··· Provided data ···

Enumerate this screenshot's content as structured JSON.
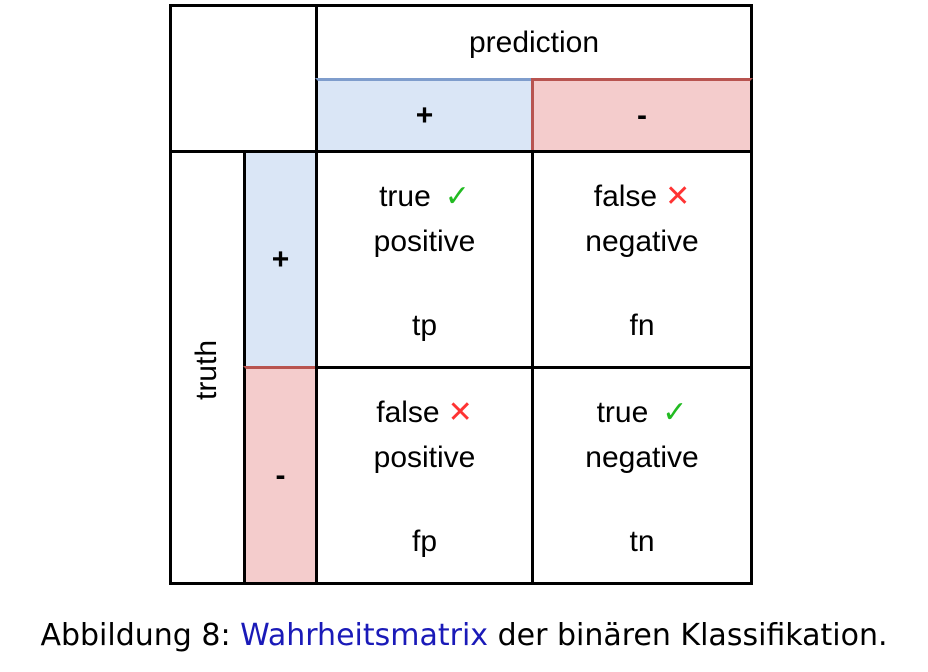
{
  "matrix": {
    "prediction_label": "prediction",
    "truth_label": "truth",
    "positive_sign": "+",
    "negative_sign": "-",
    "cells": {
      "tp": {
        "word1": "true",
        "word2": "positive",
        "abbr": "tp",
        "mark": "✓"
      },
      "fn": {
        "word1": "false",
        "word2": "negative",
        "abbr": "fn",
        "mark": "✕"
      },
      "fp": {
        "word1": "false",
        "word2": "positive",
        "abbr": "fp",
        "mark": "✕"
      },
      "tn": {
        "word1": "true",
        "word2": "negative",
        "abbr": "tn",
        "mark": "✓"
      }
    },
    "colors": {
      "positive_fill": "#dae6f6",
      "positive_border": "#7f9dcc",
      "negative_fill": "#f4cccc",
      "negative_border": "#b85450",
      "check": "#22bb22",
      "cross": "#ff3333"
    }
  },
  "caption": {
    "prefix": "Abbildung 8: ",
    "link_text": "Wahrheitsmatrix",
    "suffix": " der binären Klassifikation."
  }
}
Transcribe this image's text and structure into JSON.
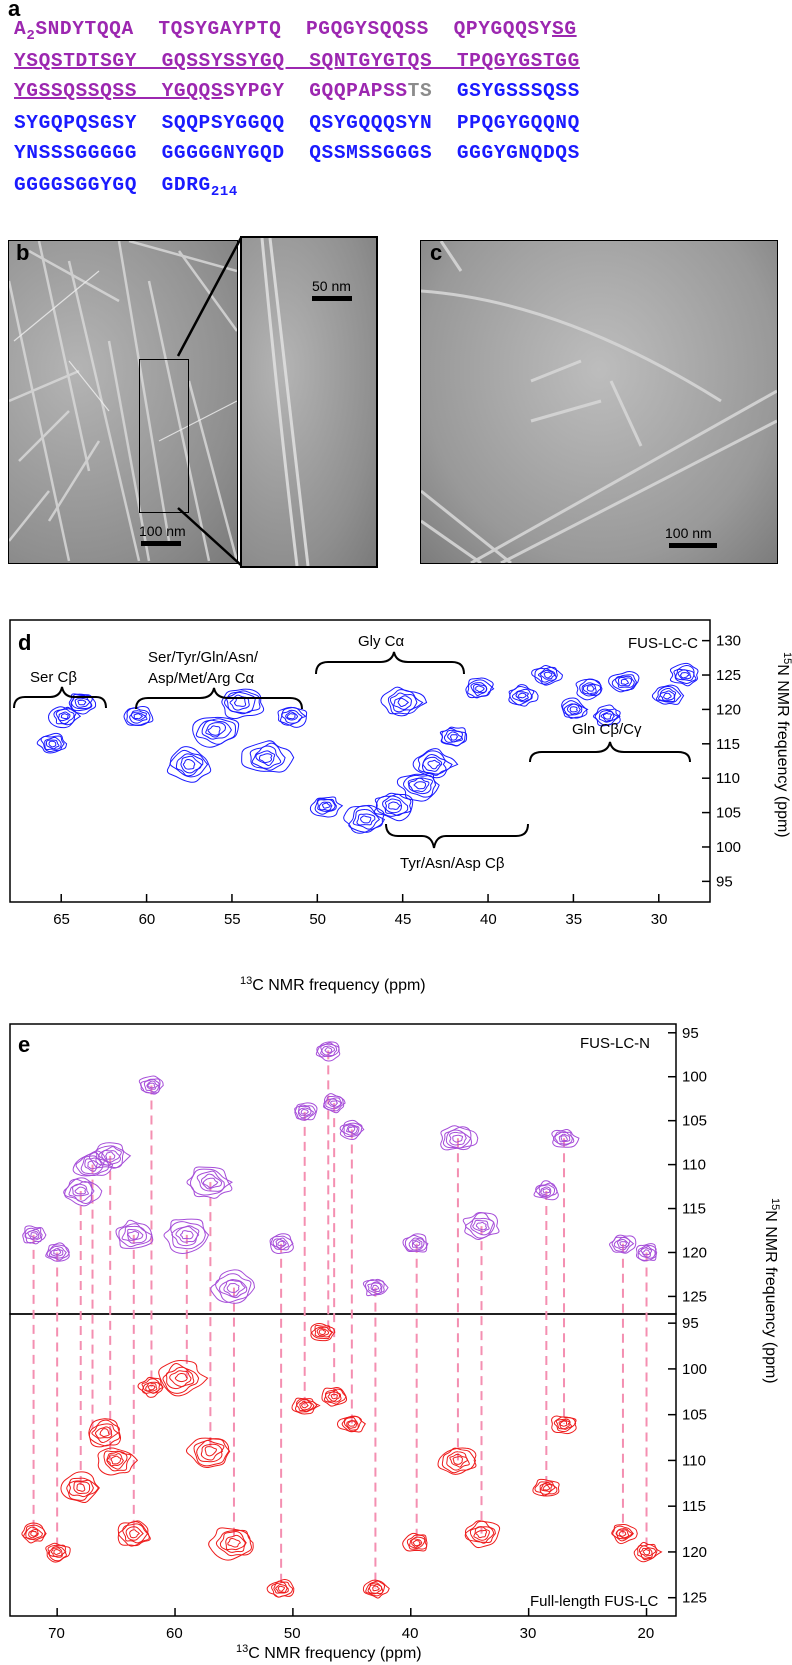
{
  "panel_a": {
    "label": "a",
    "lines": [
      [
        {
          "t": "A",
          "c": "purple"
        },
        {
          "t": "2",
          "c": "purple",
          "sub": true
        },
        {
          "t": "SNDYTQQA  TQSYGAYPTQ  PGQGYSQQSS  QPYGQQSY",
          "c": "purple"
        },
        {
          "t": "SG",
          "c": "purple",
          "ul": true
        }
      ],
      [
        {
          "t": "YSQSTDTSGY  GQSSYSSYGQ  SQNTGYGTQS  TPQGYGSTGG",
          "c": "purple",
          "ul": true
        }
      ],
      [
        {
          "t": "YGSSQSSQSS  YGQQS",
          "c": "purple",
          "ul": true
        },
        {
          "t": "SYPGY  GQQPAPSS",
          "c": "purple"
        },
        {
          "t": "TS",
          "c": "gray"
        },
        {
          "t": "  GSYGSSSQSS",
          "c": "blue"
        }
      ],
      [
        {
          "t": "SYGQPQSGSY  SQQPSYGGQQ  QSYGQQQSYN  PPQGYGQQNQ",
          "c": "blue"
        }
      ],
      [
        {
          "t": "YNSSSGGGGG  GGGGGNYGQD  QSSMSSGGGS  GGGYGNQDQS",
          "c": "blue"
        }
      ],
      [
        {
          "t": "GGGGSGGYGQ  GDRG",
          "c": "blue"
        },
        {
          "t": "214",
          "c": "blue",
          "sub": true
        }
      ]
    ]
  },
  "panel_b": {
    "label": "b",
    "scale_main": "100 nm",
    "scale_inset": "50 nm"
  },
  "panel_c": {
    "label": "c",
    "scale": "100 nm"
  },
  "panel_d": {
    "label": "d",
    "sample": "FUS-LC-C",
    "xlabel_sup": "13",
    "xlabel": "C NMR frequency (ppm)",
    "ylabel_sup": "15",
    "ylabel": "N NMR frequency (ppm)",
    "xticks": [
      "65",
      "60",
      "55",
      "50",
      "45",
      "40",
      "35",
      "30"
    ],
    "yticks": [
      "95",
      "100",
      "105",
      "110",
      "115",
      "120",
      "125",
      "130"
    ],
    "annotations": {
      "ser_cb": "Ser Cβ",
      "multi_ca_1": "Ser/Tyr/Gln/Asn/",
      "multi_ca_2": "Asp/Met/Arg Cα",
      "gly_ca": "Gly Cα",
      "gln": "Gln Cβ/Cγ",
      "tyr": "Tyr/Asn/Asp Cβ"
    }
  },
  "panel_e": {
    "label": "e",
    "top_sample": "FUS-LC-N",
    "bottom_sample": "Full-length FUS-LC",
    "xlabel_sup": "13",
    "xlabel": "C NMR frequency (ppm)",
    "ylabel_sup": "15",
    "ylabel": "N NMR frequency (ppm)",
    "xticks": [
      "70",
      "60",
      "50",
      "40",
      "30",
      "20"
    ],
    "yticks_top": [
      "95",
      "100",
      "105",
      "110",
      "115",
      "120",
      "125"
    ],
    "yticks_bottom": [
      "95",
      "100",
      "105",
      "110",
      "115",
      "120",
      "125"
    ]
  },
  "chart_data": [
    {
      "type": "scatter",
      "title": "",
      "xlabel": "13C NMR frequency (ppm)",
      "ylabel": "15N NMR frequency (ppm)",
      "xlim": [
        68,
        27
      ],
      "ylim": [
        133,
        92
      ],
      "series": [
        {
          "name": "FUS-LC-C",
          "color": "#1a1aff",
          "x": [
            65.5,
            64.8,
            63.8,
            57.5,
            56,
            54.5,
            53,
            51.5,
            47.2,
            45.5,
            44,
            43.2,
            42,
            45,
            40.5,
            38,
            36.5,
            35,
            34,
            33,
            32,
            29.5,
            28.5,
            49.5,
            60.5
          ],
          "y": [
            115,
            119,
            121,
            112,
            117,
            121,
            113,
            119,
            104,
            106,
            109,
            112,
            116,
            121,
            123,
            122,
            125,
            120,
            123,
            119,
            124,
            122,
            125,
            106,
            119
          ]
        }
      ]
    },
    {
      "type": "scatter",
      "title": "",
      "xlabel": "13C NMR frequency (ppm)",
      "ylabel": "15N NMR frequency (ppm)",
      "xlim": [
        74,
        17.5
      ],
      "ylim": [
        127,
        94
      ],
      "series": [
        {
          "name": "FUS-LC-N",
          "color": "#a64ed9",
          "x": [
            72,
            70,
            68,
            67,
            65.5,
            63.5,
            62,
            59,
            57,
            55,
            51,
            49,
            47,
            46.5,
            45,
            43,
            39.5,
            36,
            34,
            28.5,
            27,
            22,
            20
          ],
          "y": [
            118,
            120,
            113,
            110,
            109,
            118,
            101,
            118,
            112,
            124,
            119,
            104,
            97,
            103,
            106,
            124,
            119,
            107,
            117,
            113,
            107,
            119,
            120
          ]
        },
        {
          "name": "Full-length FUS-LC",
          "color": "#ee1c1c",
          "x": [
            72,
            70,
            68,
            66,
            65,
            63.5,
            62,
            59.5,
            57,
            55,
            51,
            49,
            47.5,
            46.5,
            45,
            43,
            39.5,
            36,
            34,
            28.5,
            27,
            22,
            20
          ],
          "y": [
            118,
            120,
            113,
            107,
            110,
            118,
            102,
            101,
            109,
            119,
            124,
            104,
            96,
            103,
            106,
            124,
            119,
            110,
            118,
            113,
            106,
            118,
            120
          ]
        }
      ]
    }
  ]
}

···

Set task: Locate all lines in the listing above with the word "length" and copy them.

Final result:
    "bottom_sample": "Full-length FUS-LC",
          "name": "Full-length FUS-LC",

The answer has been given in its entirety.